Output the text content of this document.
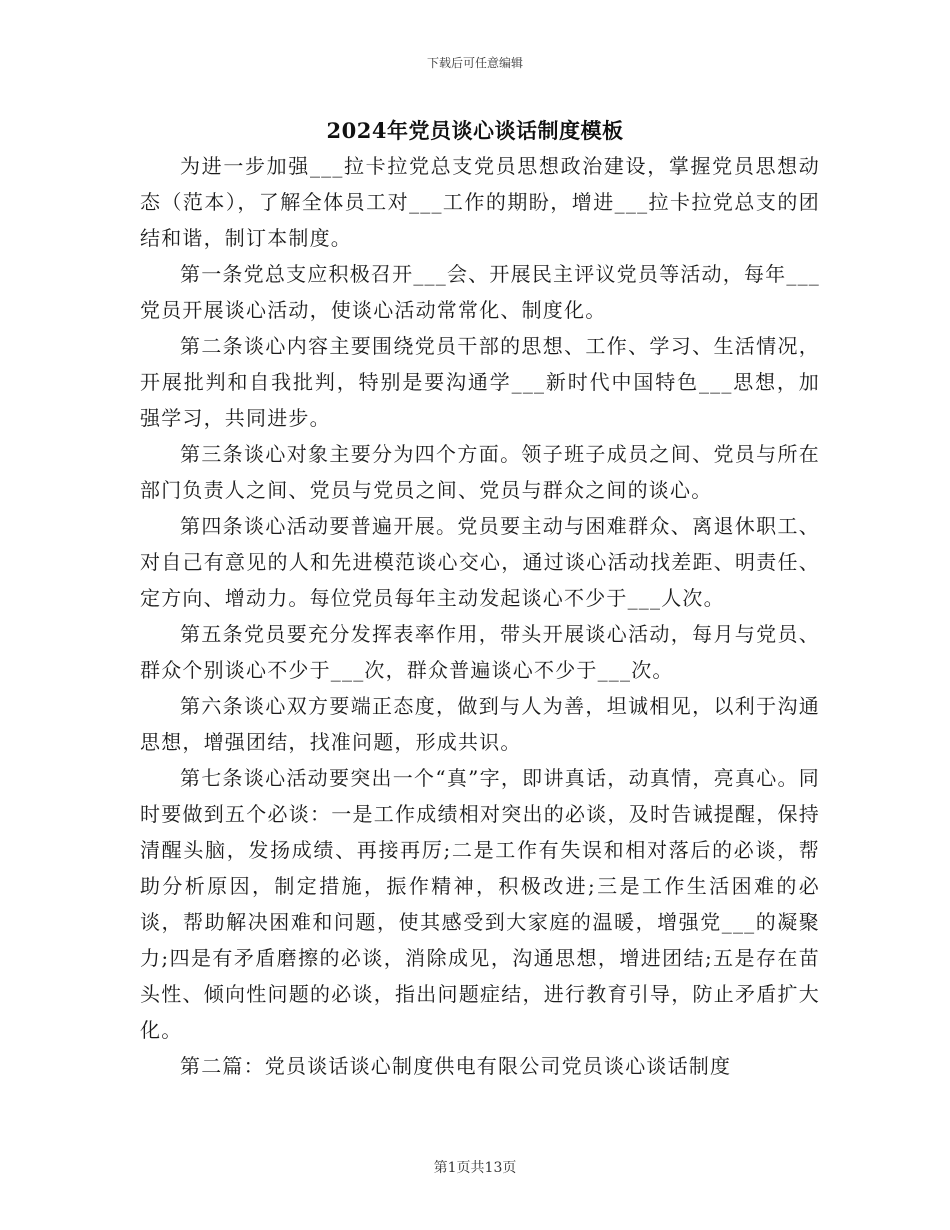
下载后可任意编辑
2024年党员谈心谈话制度模板

为进一步加强___拉卡拉党总支党员思想政治建设，掌握党员思想动态（范本），了解全体员工对___工作的期盼，增进___拉卡拉党总支的团结和谐，制订本制度。

第一条党总支应积极召开___会、开展民主评议党员等活动，每年___党员开展谈心活动，使谈心活动常常化、制度化。

第二条谈心内容主要围绕党员干部的思想、工作、学习、生活情况，开展批判和自我批判，特别是要沟通学___新时代中国特色___思想，加强学习，共同进步。

第三条谈心对象主要分为四个方面。领子班子成员之间、党员与所在部门负责人之间、党员与党员之间、党员与群众之间的谈心。

第四条谈心活动要普遍开展。党员要主动与困难群众、离退休职工、对自己有意见的人和先进模范谈心交心，通过谈心活动找差距、明责任、定方向、增动力。每位党员每年主动发起谈心不少于___人次。

第五条党员要充分发挥表率作用，带头开展谈心活动，每月与党员、群众个别谈心不少于___次，群众普遍谈心不少于___次。

第六条谈心双方要端正态度，做到与人为善，坦诚相见，以利于沟通思想，增强团结，找准问题，形成共识。

第七条谈心活动要突出一个“真”字，即讲真话，动真情，亮真心。同时要做到五个必谈：一是工作成绩相对突出的必谈，及时告诫提醒，保持清醒头脑，发扬成绩、再接再厉;二是工作有失误和相对落后的必谈，帮助分析原因，制定措施，振作精神，积极改进;三是工作生活困难的必谈，帮助解决困难和问题，使其感受到大家庭的温暖，增强党___的凝聚力;四是有矛盾磨擦的必谈，消除成见，沟通思想，增进团结;五是存在苗头性、倾向性问题的必谈，指出问题症结，进行教育引导，防止矛盾扩大化。

第二篇：党员谈话谈心制度供电有限公司党员谈心谈话制度

第1页共13页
───
■ **Your goal**
All of the material above should be reproduced exactly, except the pictures.

■ **Output of the task**
Output the text content of this document.
下载后可任意编辑
2024年党员谈心谈话制度模板

为进一步加强___拉卡拉党总支党员思想政治建设，掌握党员思想动态（范本），了解全体员工对___工作的期盼，增进___拉卡拉党总支的团结和谐，制订本制度。

第一条党总支应积极召开___会、开展民主评议党员等活动，每年___党员开展谈心活动，使谈心活动常常化、制度化。

第二条谈心内容主要围绕党员干部的思想、工作、学习、生活情况，开展批判和自我批判，特别是要沟通学___新时代中国特色___思想，加强学习，共同进步。

第三条谈心对象主要分为四个方面。领子班子成员之间、党员与所在部门负责人之间、党员与党员之间、党员与群众之间的谈心。

第四条谈心活动要普遍开展。党员要主动与困难群众、离退休职工、对自己有意见的人和先进模范谈心交心，通过谈心活动找差距、明责任、定方向、增动力。每位党员每年主动发起谈心不少于___人次。

第五条党员要充分发挥表率作用，带头开展谈心活动，每月与党员、群众个别谈心不少于___次，群众普遍谈心不少于___次。

第六条谈心双方要端正态度，做到与人为善，坦诚相见，以利于沟通思想，增强团结，找准问题，形成共识。

第七条谈心活动要突出一个“真”字，即讲真话，动真情，亮真心。同时要做到五个必谈：一是工作成绩相对突出的必谈，及时告诫提醒，保持清醒头脑，发扬成绩、再接再厉;二是工作有失误和相对落后的必谈，帮助分析原因，制定措施，振作精神，积极改进;三是工作生活困难的必谈，帮助解决困难和问题，使其感受到大家庭的温暖，增强党___的凝聚力;四是有矛盾磨擦的必谈，消除成见，沟通思想，增进团结;五是存在苗头性、倾向性问题的必谈，指出问题症结，进行教育引导，防止矛盾扩大化。

第二篇：党员谈话谈心制度供电有限公司党员谈心谈话制度

第1页共13页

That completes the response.